### Written instruction:
Below are some records; return each one exactly.

### Supplied information:
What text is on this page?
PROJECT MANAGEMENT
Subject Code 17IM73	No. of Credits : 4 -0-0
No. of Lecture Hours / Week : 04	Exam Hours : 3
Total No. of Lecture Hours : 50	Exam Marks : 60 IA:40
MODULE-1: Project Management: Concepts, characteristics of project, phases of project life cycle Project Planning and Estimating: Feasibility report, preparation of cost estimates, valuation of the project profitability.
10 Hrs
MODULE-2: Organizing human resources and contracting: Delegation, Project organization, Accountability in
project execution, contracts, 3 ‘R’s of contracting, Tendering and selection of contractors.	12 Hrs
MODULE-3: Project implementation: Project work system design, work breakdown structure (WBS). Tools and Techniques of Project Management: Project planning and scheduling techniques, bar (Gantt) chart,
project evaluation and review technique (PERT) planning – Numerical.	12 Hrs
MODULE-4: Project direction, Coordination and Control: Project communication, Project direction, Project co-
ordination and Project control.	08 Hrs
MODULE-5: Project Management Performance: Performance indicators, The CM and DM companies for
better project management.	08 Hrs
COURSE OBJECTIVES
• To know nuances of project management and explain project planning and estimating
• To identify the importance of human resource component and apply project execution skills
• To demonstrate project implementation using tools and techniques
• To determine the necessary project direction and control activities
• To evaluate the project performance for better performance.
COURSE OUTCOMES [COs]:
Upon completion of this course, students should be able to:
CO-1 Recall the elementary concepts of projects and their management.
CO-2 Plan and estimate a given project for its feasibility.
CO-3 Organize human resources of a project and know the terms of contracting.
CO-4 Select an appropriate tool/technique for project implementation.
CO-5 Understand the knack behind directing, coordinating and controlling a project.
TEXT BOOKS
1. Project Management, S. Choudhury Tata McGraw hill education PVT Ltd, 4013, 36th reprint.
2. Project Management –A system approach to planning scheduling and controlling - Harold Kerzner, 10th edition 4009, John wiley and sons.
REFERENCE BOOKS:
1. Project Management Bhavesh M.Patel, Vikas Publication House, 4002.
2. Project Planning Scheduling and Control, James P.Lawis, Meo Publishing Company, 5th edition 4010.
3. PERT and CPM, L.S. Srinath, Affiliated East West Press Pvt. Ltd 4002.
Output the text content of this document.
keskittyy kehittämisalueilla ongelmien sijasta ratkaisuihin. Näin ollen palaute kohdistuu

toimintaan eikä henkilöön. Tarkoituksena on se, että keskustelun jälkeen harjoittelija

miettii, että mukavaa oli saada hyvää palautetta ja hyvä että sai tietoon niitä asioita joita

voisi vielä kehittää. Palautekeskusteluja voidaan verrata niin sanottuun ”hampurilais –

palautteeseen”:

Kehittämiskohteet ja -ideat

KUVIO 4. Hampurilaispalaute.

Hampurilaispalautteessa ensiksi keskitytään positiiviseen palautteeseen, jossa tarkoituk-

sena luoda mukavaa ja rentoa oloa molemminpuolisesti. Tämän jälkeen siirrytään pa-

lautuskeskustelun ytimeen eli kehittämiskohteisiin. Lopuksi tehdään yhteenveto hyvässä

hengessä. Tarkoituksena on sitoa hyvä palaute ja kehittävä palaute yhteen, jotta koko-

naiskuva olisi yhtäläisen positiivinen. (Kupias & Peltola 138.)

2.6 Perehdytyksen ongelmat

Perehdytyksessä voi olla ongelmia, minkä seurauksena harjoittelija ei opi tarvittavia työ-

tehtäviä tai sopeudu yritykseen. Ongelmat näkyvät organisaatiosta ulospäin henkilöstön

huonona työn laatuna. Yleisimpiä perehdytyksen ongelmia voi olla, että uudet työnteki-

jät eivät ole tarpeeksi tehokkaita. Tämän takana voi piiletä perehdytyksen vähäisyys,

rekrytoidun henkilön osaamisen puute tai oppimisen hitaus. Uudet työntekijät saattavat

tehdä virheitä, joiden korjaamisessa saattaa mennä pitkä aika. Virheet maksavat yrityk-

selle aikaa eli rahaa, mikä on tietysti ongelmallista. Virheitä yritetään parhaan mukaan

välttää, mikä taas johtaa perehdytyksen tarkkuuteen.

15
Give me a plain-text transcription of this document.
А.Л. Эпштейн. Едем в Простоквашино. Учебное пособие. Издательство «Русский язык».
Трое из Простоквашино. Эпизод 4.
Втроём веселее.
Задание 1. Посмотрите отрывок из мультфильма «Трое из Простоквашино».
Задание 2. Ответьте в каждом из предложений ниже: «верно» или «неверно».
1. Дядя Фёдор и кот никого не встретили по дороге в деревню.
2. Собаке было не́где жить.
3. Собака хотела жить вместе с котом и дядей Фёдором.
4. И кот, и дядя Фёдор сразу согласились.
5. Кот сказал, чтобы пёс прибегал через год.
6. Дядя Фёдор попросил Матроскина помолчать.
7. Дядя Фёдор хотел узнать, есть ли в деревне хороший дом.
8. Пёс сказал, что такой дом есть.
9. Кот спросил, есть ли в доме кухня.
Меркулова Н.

### Exercise solution:
What text is on this page?
PROJECT MANAGEMENT
Subject Code 17IM73	No. of Credits : 4 -0-0
No. of Lecture Hours / Week : 04	Exam Hours : 3
Total No. of Lecture Hours : 50	Exam Marks : 60 IA:40
MODULE-1: Project Management: Concepts, characteristics of project, phases of project life cycle Project Planning and Estimating: Feasibility report, preparation of cost estimates, valuation of the project profitability.
10 Hrs
MODULE-2: Organizing human resources and contracting: Delegation, Project organization, Accountability in
project execution, contracts, 3 ‘R’s of contracting, Tendering and selection of contractors.	12 Hrs
MODULE-3: Project implementation: Project work system design, work breakdown structure (WBS). Tools and Techniques of Project Management: Project planning and scheduling techniques, bar (Gantt) chart,
project evaluation and review technique (PERT) planning – Numerical.	12 Hrs
MODULE-4: Project direction, Coordination and Control: Project communication, Project direction, Project co-
ordination and Project control.	08 Hrs
MODULE-5: Project Management Performance: Performance indicators, The CM and DM companies for
better project management.	08 Hrs
COURSE OBJECTIVES
• To know nuances of project management and explain project planning and estimating
• To identify the importance of human resource component and apply project execution skills
• To demonstrate project implementation using tools and techniques
• To determine the necessary project direction and control activities
• To evaluate the project performance for better performance.
COURSE OUTCOMES [COs]:
Upon completion of this course, students should be able to:
CO-1 Recall the elementary concepts of projects and their management.
CO-2 Plan and estimate a given project for its feasibility.
CO-3 Organize human resources of a project and know the terms of contracting.
CO-4 Select an appropriate tool/technique for project implementation.
CO-5 Understand the knack behind directing, coordinating and controlling a project.
TEXT BOOKS
1. Project Management, S. Choudhury Tata McGraw hill education PVT Ltd, 4013, 36th reprint.
2. Project Management –A system approach to planning scheduling and controlling - Harold Kerzner, 10th edition 4009, John wiley and sons.
REFERENCE BOOKS:
1. Project Management Bhavesh M.Patel, Vikas Publication House, 4002.
2. Project Planning Scheduling and Control, James P.Lawis, Meo Publishing Company, 5th edition 4010.
3. PERT and CPM, L.S. Srinath, Affiliated East West Press Pvt. Ltd 4002.
Output the text content of this document.
keskittyy kehittämisalueilla ongelmien sijasta ratkaisuihin. Näin ollen palaute kohdistuu

toimintaan eikä henkilöön. Tarkoituksena on se, että keskustelun jälkeen harjoittelija

miettii, että mukavaa oli saada hyvää palautetta ja hyvä että sai tietoon niitä asioita joita

voisi vielä kehittää. Palautekeskusteluja voidaan verrata niin sanottuun ”hampurilais –

palautteeseen”:

Kehittämiskohteet ja -ideat

KUVIO 4. Hampurilaispalaute.

Hampurilaispalautteessa ensiksi keskitytään positiiviseen palautteeseen, jossa tarkoituk-

sena luoda mukavaa ja rentoa oloa molemminpuolisesti. Tämän jälkeen siirrytään pa-

lautuskeskustelun ytimeen eli kehittämiskohteisiin. Lopuksi tehdään yhteenveto hyvässä

hengessä. Tarkoituksena on sitoa hyvä palaute ja kehittävä palaute yhteen, jotta koko-

naiskuva olisi yhtäläisen positiivinen. (Kupias & Peltola 138.)

2.6 Perehdytyksen ongelmat

Perehdytyksessä voi olla ongelmia, minkä seurauksena harjoittelija ei opi tarvittavia työ-

tehtäviä tai sopeudu yritykseen. Ongelmat näkyvät organisaatiosta ulospäin henkilöstön

huonona työn laatuna. Yleisimpiä perehdytyksen ongelmia voi olla, että uudet työnteki-

jät eivät ole tarpeeksi tehokkaita. Tämän takana voi piiletä perehdytyksen vähäisyys,

rekrytoidun henkilön osaamisen puute tai oppimisen hitaus. Uudet työntekijät saattavat

tehdä virheitä, joiden korjaamisessa saattaa mennä pitkä aika. Virheet maksavat yrityk-

selle aikaa eli rahaa, mikä on tietysti ongelmallista. Virheitä yritetään parhaan mukaan

välttää, mikä taas johtaa perehdytyksen tarkkuuteen.

15
Give me a plain-text transcription of this document.
А.Л. Эпштейн. Едем в Простоквашино. Учебное пособие. Издательство «Русский язык».
Трое из Простоквашино. Эпизод 4.
Втроём веселее.
Задание 1. Посмотрите отрывок из мультфильма «Трое из Простоквашино».
Задание 2. Ответьте в каждом из предложений ниже: «верно» или «неверно».
1. Дядя Фёдор и кот никого не встретили по дороге в деревню.
2. Собаке было не́где жить.
3. Собака хотела жить вместе с котом и дядей Фёдором.
4. И кот, и дядя Фёдор сразу согласились.
5. Кот сказал, чтобы пёс прибегал через год.
6. Дядя Фёдор попросил Матроскина помолчать.
7. Дядя Фёдор хотел узнать, есть ли в деревне хороший дом.
8. Пёс сказал, что такой дом есть.
9. Кот спросил, есть ли в доме кухня.
Меркулова Н.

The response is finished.